**Aim of the task:** Write out all of the items below again, substituting "screen capture" for each "screenshot" and keeping everything else the same. Leave the pictures out.

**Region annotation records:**

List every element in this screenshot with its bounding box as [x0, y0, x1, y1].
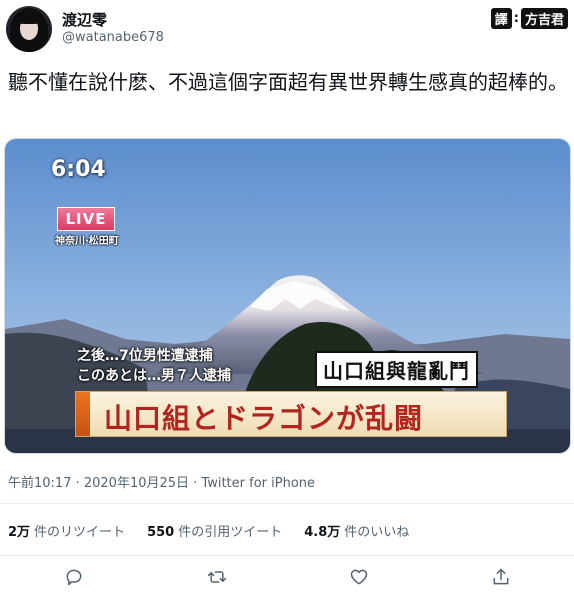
divider [0, 503, 574, 504]
likes-label: 件のいいね [344, 525, 410, 540]
news-headline: 山口組とドラゴンが乱闘 [104, 402, 424, 435]
translation-caption: 山口組與龍亂鬥 [315, 351, 478, 388]
broadcast-time: 6:04 [51, 157, 106, 182]
quotes-stat[interactable]: 550 件の引用ツイート [147, 521, 282, 540]
retweets-count: 2万 [8, 525, 31, 540]
likes-count: 4.8万 [304, 525, 341, 540]
quotes-label: 件の引用ツイート [178, 525, 283, 540]
translator-badge: 譯 : 方吉君 [490, 8, 568, 29]
quotes-count: 550 [147, 525, 175, 540]
subtitle-chinese: 之後…7位男性遭逮捕 [77, 348, 213, 364]
retweets-stat[interactable]: 2万 件のリツイート [8, 521, 125, 540]
divider [0, 555, 574, 556]
tweet-actions [0, 566, 574, 594]
tweet-stats: 2万 件のリツイート 550 件の引用ツイート 4.8万 件のいいね [8, 521, 409, 540]
like-button[interactable] [348, 566, 370, 588]
translator-badge-separator: : [513, 11, 519, 26]
reply-icon [66, 569, 82, 586]
retweets-label: 件のリツイート [34, 525, 126, 540]
headline-accent [76, 392, 90, 436]
display-name[interactable]: 渡辺零 [62, 9, 107, 30]
subtitle-japanese: このあとは…男７人逮捕 [77, 368, 231, 384]
live-badge: LIVE [57, 207, 115, 231]
share-icon [493, 568, 509, 585]
avatar[interactable] [6, 6, 52, 52]
translator-badge-right: 方吉君 [520, 8, 568, 29]
translator-badge-left: 譯 [490, 8, 512, 29]
retweet-button[interactable] [206, 566, 228, 588]
retweet-icon [207, 571, 227, 583]
tweet-text: 聽不懂在說什麽、不過這個字面超有異世界轉生感真的超棒的。 [8, 70, 568, 94]
live-location: 神奈川·松田町 [55, 236, 119, 247]
tweet-header: 渡辺零 @watanabe678 譯 : 方吉君 [0, 0, 574, 58]
like-icon [350, 569, 368, 585]
share-button[interactable] [490, 566, 512, 588]
likes-stat[interactable]: 4.8万 件のいいね [304, 521, 409, 540]
tweet-timestamp[interactable]: 午前10:17 · 2020年10月25日 · Twitter for iPho… [8, 472, 315, 491]
user-handle[interactable]: @watanabe678 [62, 30, 164, 45]
news-headline-bar: 山口組とドラゴンが乱闘 [75, 391, 507, 437]
reply-button[interactable] [63, 566, 85, 588]
tweet-media[interactable]: 6:04 LIVE 神奈川·松田町 之後…7位男性遭逮捕 このあとは…男７人逮捕… [4, 138, 571, 454]
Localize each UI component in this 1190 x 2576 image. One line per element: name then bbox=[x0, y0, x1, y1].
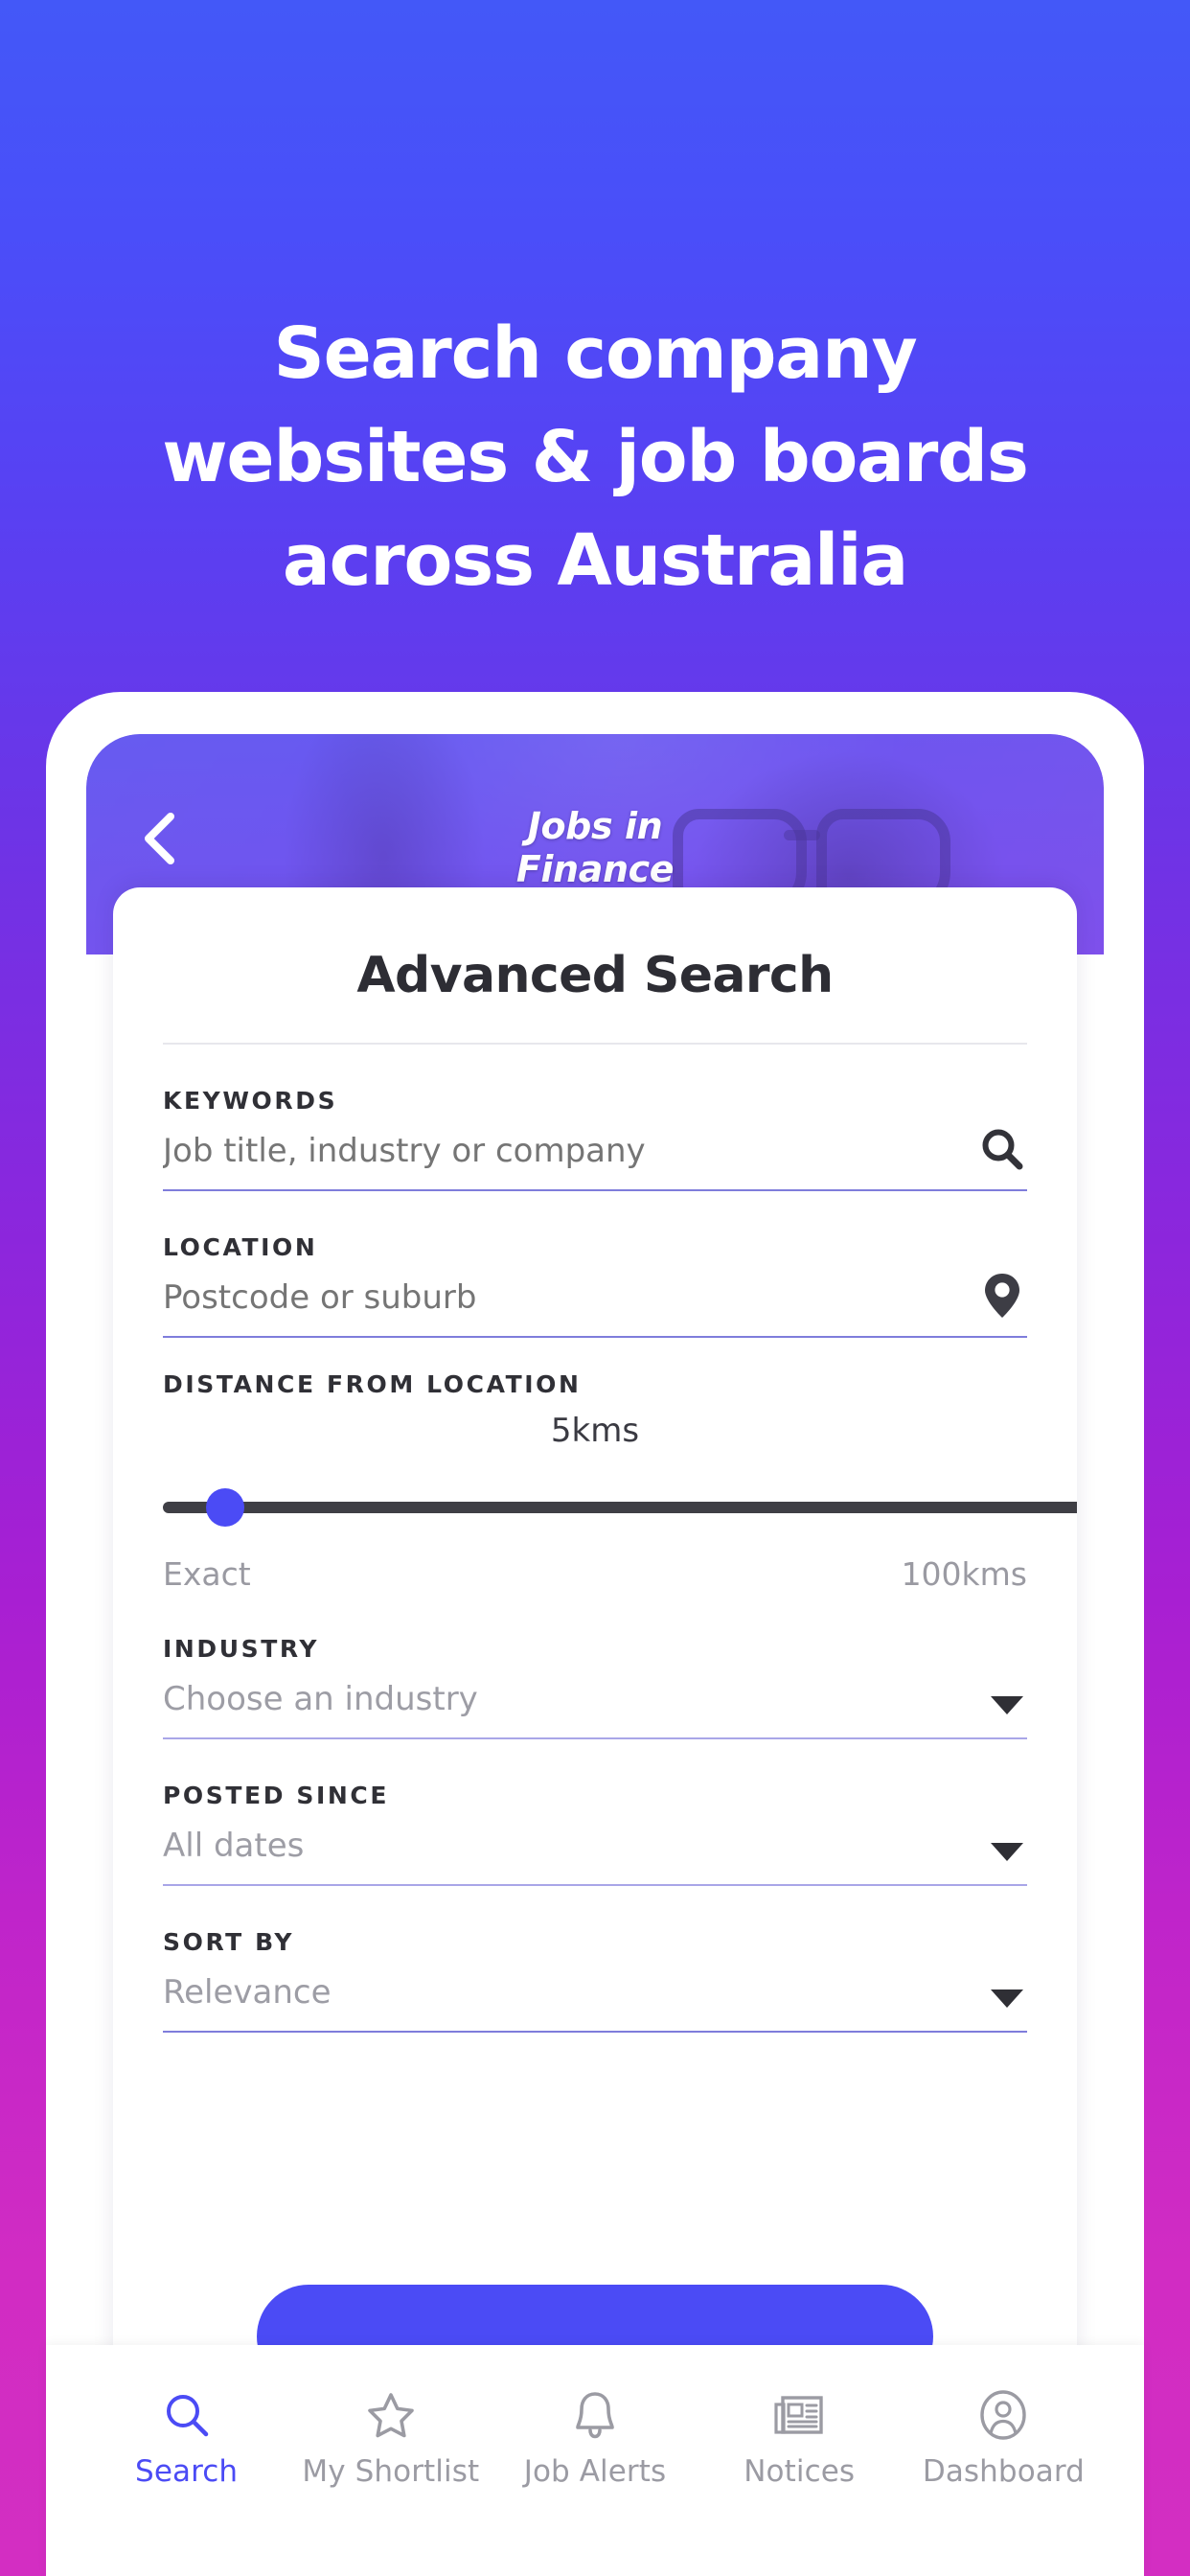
hero-heading: Search company websites & job boards acr… bbox=[162, 312, 1029, 602]
slider-min-label: Exact bbox=[163, 1555, 251, 1593]
posted-since-field[interactable]: POSTED SINCE All dates bbox=[163, 1739, 1027, 1886]
distance-slider[interactable] bbox=[163, 1488, 1077, 1527]
sort-by-field[interactable]: SORT BY Relevance bbox=[163, 1886, 1027, 2033]
phone-screen: Jobs in Finance Advanced Search KEYWORDS bbox=[86, 734, 1104, 2369]
slider-track bbox=[163, 1502, 1077, 1513]
industry-label: INDUSTRY bbox=[163, 1635, 320, 1663]
posted-since-label: POSTED SINCE bbox=[163, 1782, 390, 1809]
nav-label-my-shortlist: My Shortlist bbox=[302, 2454, 480, 2489]
nav-label-dashboard: Dashboard bbox=[922, 2454, 1085, 2489]
nav-label-notices: Notices bbox=[744, 2454, 856, 2489]
bottom-navigation-bar: Search My Shortlist Job Alerts Notices D… bbox=[46, 2345, 1144, 2576]
distance-field: DISTANCE FROM LOCATION 5kms Exact 100kms bbox=[163, 1338, 1077, 1593]
chevron-down-icon[interactable] bbox=[991, 1843, 1023, 1861]
nav-item-job-alerts[interactable]: Job Alerts bbox=[492, 2385, 697, 2489]
sort-by-select-value[interactable]: Relevance bbox=[163, 1956, 987, 2031]
bell-icon bbox=[573, 2385, 617, 2445]
distance-value: 5kms bbox=[550, 1412, 640, 1450]
nav-item-search[interactable]: Search bbox=[84, 2385, 288, 2489]
keywords-field: KEYWORDS bbox=[163, 1045, 1027, 1191]
star-icon bbox=[366, 2385, 416, 2445]
newspaper-icon bbox=[774, 2385, 824, 2445]
nav-item-my-shortlist[interactable]: My Shortlist bbox=[288, 2385, 492, 2489]
nav-item-notices[interactable]: Notices bbox=[698, 2385, 902, 2489]
app-header-title: Jobs in Finance bbox=[515, 805, 675, 890]
chevron-down-icon[interactable] bbox=[991, 1696, 1023, 1714]
user-circle-icon bbox=[978, 2385, 1028, 2445]
phone-mockup-frame: Jobs in Finance Advanced Search KEYWORDS bbox=[46, 692, 1144, 2369]
nav-item-dashboard[interactable]: Dashboard bbox=[902, 2385, 1106, 2489]
page-title: Advanced Search bbox=[356, 947, 834, 1004]
nav-label-job-alerts: Job Alerts bbox=[523, 2454, 667, 2489]
keywords-label: KEYWORDS bbox=[163, 1087, 338, 1115]
posted-since-select-value[interactable]: All dates bbox=[163, 1809, 987, 1884]
distance-label: DISTANCE FROM LOCATION bbox=[163, 1370, 582, 1398]
slider-max-label: 100kms bbox=[901, 1555, 1027, 1593]
map-pin-icon[interactable] bbox=[977, 1271, 1027, 1321]
slider-range-labels: Exact 100kms bbox=[163, 1527, 1027, 1593]
search-icon bbox=[163, 2385, 211, 2445]
location-label: LOCATION bbox=[163, 1233, 318, 1261]
industry-field[interactable]: INDUSTRY Choose an industry bbox=[163, 1593, 1027, 1739]
advanced-search-card: Advanced Search KEYWORDS LOCATION bbox=[113, 887, 1077, 2369]
chevron-down-icon[interactable] bbox=[991, 1990, 1023, 2008]
nav-label-search: Search bbox=[135, 2454, 239, 2489]
sort-by-underline bbox=[163, 2031, 1027, 2033]
keywords-input[interactable] bbox=[163, 1115, 987, 1189]
slider-thumb[interactable] bbox=[206, 1488, 244, 1527]
sort-by-label: SORT BY bbox=[163, 1928, 295, 1956]
industry-select-value[interactable]: Choose an industry bbox=[163, 1663, 987, 1737]
location-input[interactable] bbox=[163, 1261, 987, 1336]
location-field: LOCATION bbox=[163, 1191, 1027, 1338]
search-icon[interactable] bbox=[977, 1124, 1027, 1174]
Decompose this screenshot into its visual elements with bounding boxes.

**Worked answer:**
List every element in this screen capture with its bounding box as [x0, y0, x1, y1].
divider [0, 503, 574, 504]
likes-label: 件のいいね [344, 525, 410, 540]
news-headline: 山口組とドラゴンが乱闘 [104, 402, 424, 435]
translation-caption: 山口組與龍亂鬥 [315, 351, 478, 388]
broadcast-time: 6:04 [51, 157, 106, 182]
quotes-stat[interactable]: 550 件の引用ツイート [147, 521, 282, 540]
retweets-count: 2万 [8, 525, 31, 540]
likes-count: 4.8万 [304, 525, 341, 540]
quotes-label: 件の引用ツイート [178, 525, 283, 540]
translator-badge: 譯 : 方吉君 [490, 8, 568, 29]
quotes-count: 550 [147, 525, 175, 540]
subtitle-chinese: 之後…7位男性遭逮捕 [77, 348, 213, 364]
retweets-stat[interactable]: 2万 件のリツイート [8, 521, 125, 540]
divider [0, 555, 574, 556]
tweet-actions [0, 566, 574, 594]
tweet-stats: 2万 件のリツイート 550 件の引用ツイート 4.8万 件のいいね [8, 521, 409, 540]
like-button[interactable] [348, 566, 370, 588]
translator-badge-separator: : [513, 11, 519, 26]
reply-icon [66, 569, 82, 586]
retweets-label: 件のリツイート [34, 525, 126, 540]
headline-accent [76, 392, 90, 436]
display-name[interactable]: 渡辺零 [62, 9, 107, 30]
subtitle-japanese: このあとは…男７人逮捕 [77, 368, 231, 384]
live-badge: LIVE [57, 207, 115, 231]
share-icon [493, 568, 509, 585]
avatar[interactable] [6, 6, 52, 52]
translator-badge-right: 方吉君 [520, 8, 568, 29]
translator-badge-left: 譯 [490, 8, 512, 29]
retweet-button[interactable] [206, 566, 228, 588]
retweet-icon [207, 571, 227, 583]
tweet-text: 聽不懂在說什麽、不過這個字面超有異世界轉生感真的超棒的。 [8, 70, 568, 94]
live-location: 神奈川·松田町 [55, 236, 119, 247]
tweet-header: 渡辺零 @watanabe678 譯 : 方吉君 [0, 0, 574, 58]
like-icon [350, 569, 368, 585]
share-button[interactable] [490, 566, 512, 588]
likes-stat[interactable]: 4.8万 件のいいね [304, 521, 409, 540]
tweet-timestamp[interactable]: 午前10:17 · 2020年10月25日 · Twitter for iPho… [8, 472, 315, 491]
user-handle[interactable]: @watanabe678 [62, 30, 164, 45]
news-headline-bar: 山口組とドラゴンが乱闘 [75, 391, 507, 437]
reply-button[interactable] [63, 566, 85, 588]
tweet-media[interactable]: 6:04 LIVE 神奈川·松田町 之後…7位男性遭逮捕 このあとは…男７人逮捕… [4, 138, 571, 454]
Localize each UI component in this 1190 x 2576 image. One line per element: name then bbox=[x0, y0, x1, y1].
hero-heading: Search company websites & job boards acr… bbox=[162, 312, 1029, 602]
slider-min-label: Exact bbox=[163, 1555, 251, 1593]
posted-since-field[interactable]: POSTED SINCE All dates bbox=[163, 1739, 1027, 1886]
distance-slider[interactable] bbox=[163, 1488, 1077, 1527]
sort-by-field[interactable]: SORT BY Relevance bbox=[163, 1886, 1027, 2033]
phone-screen: Jobs in Finance Advanced Search KEYWORDS bbox=[86, 734, 1104, 2369]
slider-track bbox=[163, 1502, 1077, 1513]
industry-label: INDUSTRY bbox=[163, 1635, 320, 1663]
posted-since-label: POSTED SINCE bbox=[163, 1782, 390, 1809]
nav-label-my-shortlist: My Shortlist bbox=[302, 2454, 480, 2489]
nav-label-dashboard: Dashboard bbox=[922, 2454, 1085, 2489]
nav-label-notices: Notices bbox=[744, 2454, 856, 2489]
bottom-navigation-bar: Search My Shortlist Job Alerts Notices D… bbox=[46, 2345, 1144, 2576]
distance-field: DISTANCE FROM LOCATION 5kms Exact 100kms bbox=[163, 1338, 1077, 1593]
chevron-down-icon[interactable] bbox=[991, 1843, 1023, 1861]
nav-item-job-alerts[interactable]: Job Alerts bbox=[492, 2385, 697, 2489]
sort-by-select-value[interactable]: Relevance bbox=[163, 1956, 987, 2031]
bell-icon bbox=[573, 2385, 617, 2445]
distance-value: 5kms bbox=[550, 1412, 640, 1450]
nav-item-search[interactable]: Search bbox=[84, 2385, 288, 2489]
keywords-field: KEYWORDS bbox=[163, 1045, 1027, 1191]
star-icon bbox=[366, 2385, 416, 2445]
newspaper-icon bbox=[774, 2385, 824, 2445]
nav-item-my-shortlist[interactable]: My Shortlist bbox=[288, 2385, 492, 2489]
nav-item-notices[interactable]: Notices bbox=[698, 2385, 902, 2489]
app-header-title: Jobs in Finance bbox=[515, 805, 675, 890]
chevron-down-icon[interactable] bbox=[991, 1696, 1023, 1714]
user-circle-icon bbox=[978, 2385, 1028, 2445]
phone-mockup-frame: Jobs in Finance Advanced Search KEYWORDS bbox=[46, 692, 1144, 2369]
nav-item-dashboard[interactable]: Dashboard bbox=[902, 2385, 1106, 2489]
page-title: Advanced Search bbox=[356, 947, 834, 1004]
nav-label-job-alerts: Job Alerts bbox=[523, 2454, 667, 2489]
keywords-label: KEYWORDS bbox=[163, 1087, 338, 1115]
posted-since-select-value[interactable]: All dates bbox=[163, 1809, 987, 1884]
distance-label: DISTANCE FROM LOCATION bbox=[163, 1370, 582, 1398]
slider-max-label: 100kms bbox=[901, 1555, 1027, 1593]
map-pin-icon[interactable] bbox=[977, 1271, 1027, 1321]
slider-range-labels: Exact 100kms bbox=[163, 1527, 1027, 1593]
search-icon bbox=[163, 2385, 211, 2445]
location-label: LOCATION bbox=[163, 1233, 318, 1261]
industry-field[interactable]: INDUSTRY Choose an industry bbox=[163, 1593, 1027, 1739]
advanced-search-card: Advanced Search KEYWORDS LOCATION bbox=[113, 887, 1077, 2369]
chevron-down-icon[interactable] bbox=[991, 1990, 1023, 2008]
nav-label-search: Search bbox=[135, 2454, 239, 2489]
sort-by-underline bbox=[163, 2031, 1027, 2033]
keywords-input[interactable] bbox=[163, 1115, 987, 1189]
slider-thumb[interactable] bbox=[206, 1488, 244, 1527]
sort-by-label: SORT BY bbox=[163, 1928, 295, 1956]
industry-select-value[interactable]: Choose an industry bbox=[163, 1663, 987, 1737]
location-input[interactable] bbox=[163, 1261, 987, 1336]
location-field: LOCATION bbox=[163, 1191, 1027, 1338]
search-icon[interactable] bbox=[977, 1124, 1027, 1174]
Decompose this screen capture into its visual elements with bounding boxes.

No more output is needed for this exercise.